◆ Problem details ◆
Leave the pictures out and transcribe every record exactly.

◆ Record list ◆
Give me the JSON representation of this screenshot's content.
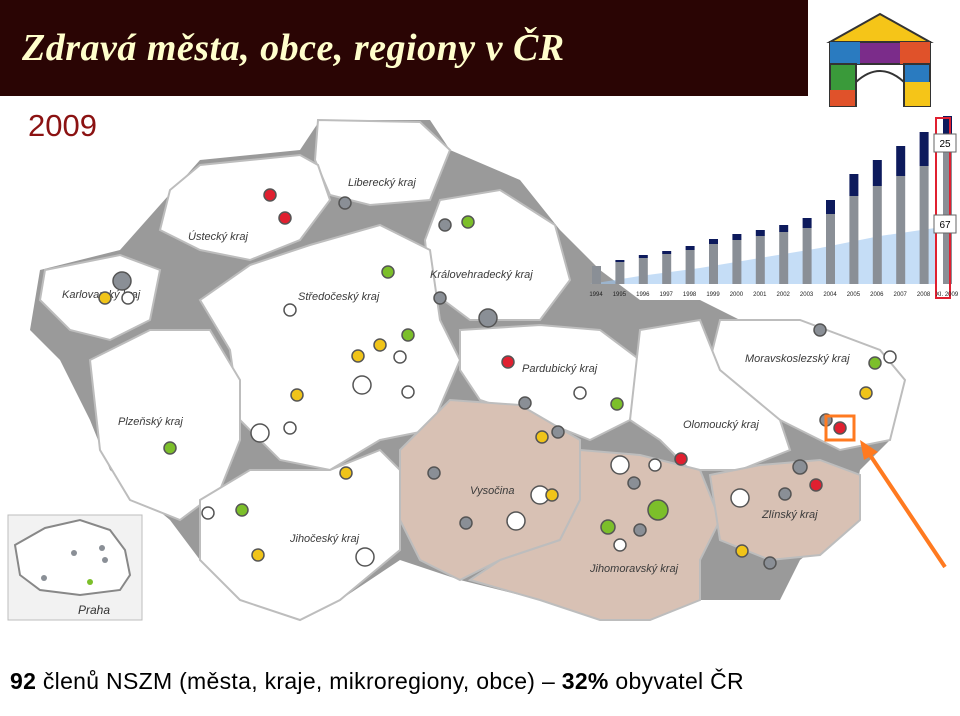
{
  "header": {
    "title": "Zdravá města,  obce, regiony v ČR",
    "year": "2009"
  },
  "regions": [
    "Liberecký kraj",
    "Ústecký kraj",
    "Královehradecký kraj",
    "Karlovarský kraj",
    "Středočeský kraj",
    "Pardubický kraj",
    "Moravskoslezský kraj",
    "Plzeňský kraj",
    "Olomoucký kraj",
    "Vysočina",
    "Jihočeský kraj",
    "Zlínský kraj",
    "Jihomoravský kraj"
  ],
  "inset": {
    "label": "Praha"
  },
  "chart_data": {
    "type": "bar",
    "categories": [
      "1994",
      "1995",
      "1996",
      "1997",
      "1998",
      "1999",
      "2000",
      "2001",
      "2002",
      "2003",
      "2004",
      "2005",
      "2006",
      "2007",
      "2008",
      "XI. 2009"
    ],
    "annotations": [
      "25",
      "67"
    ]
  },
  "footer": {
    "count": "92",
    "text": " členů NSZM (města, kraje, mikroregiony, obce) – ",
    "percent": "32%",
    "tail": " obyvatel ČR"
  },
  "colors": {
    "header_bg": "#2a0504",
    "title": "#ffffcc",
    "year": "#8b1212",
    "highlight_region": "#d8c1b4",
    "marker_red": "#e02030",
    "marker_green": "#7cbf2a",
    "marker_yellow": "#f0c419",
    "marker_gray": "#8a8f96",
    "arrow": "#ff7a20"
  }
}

◆ Solution for this exercise ◆
Give me the JSON representation of this screenshot's content.
{
  "header": {
    "title": "Zdravá města,  obce, regiony v ČR",
    "year": "2009"
  },
  "regions": [
    "Liberecký kraj",
    "Ústecký kraj",
    "Královehradecký kraj",
    "Karlovarský kraj",
    "Středočeský kraj",
    "Pardubický kraj",
    "Moravskoslezský kraj",
    "Plzeňský kraj",
    "Olomoucký kraj",
    "Vysočina",
    "Jihočeský kraj",
    "Zlínský kraj",
    "Jihomoravský kraj"
  ],
  "inset": {
    "label": "Praha"
  },
  "chart_data": {
    "type": "bar",
    "categories": [
      "1994",
      "1995",
      "1996",
      "1997",
      "1998",
      "1999",
      "2000",
      "2001",
      "2002",
      "2003",
      "2004",
      "2005",
      "2006",
      "2007",
      "2008",
      "XI. 2009"
    ],
    "annotations": [
      "25",
      "67"
    ]
  },
  "footer": {
    "count": "92",
    "text": " členů NSZM (města, kraje, mikroregiony, obce) – ",
    "percent": "32%",
    "tail": " obyvatel ČR"
  },
  "colors": {
    "header_bg": "#2a0504",
    "title": "#ffffcc",
    "year": "#8b1212",
    "highlight_region": "#d8c1b4",
    "marker_red": "#e02030",
    "marker_green": "#7cbf2a",
    "marker_yellow": "#f0c419",
    "marker_gray": "#8a8f96",
    "arrow": "#ff7a20"
  }
}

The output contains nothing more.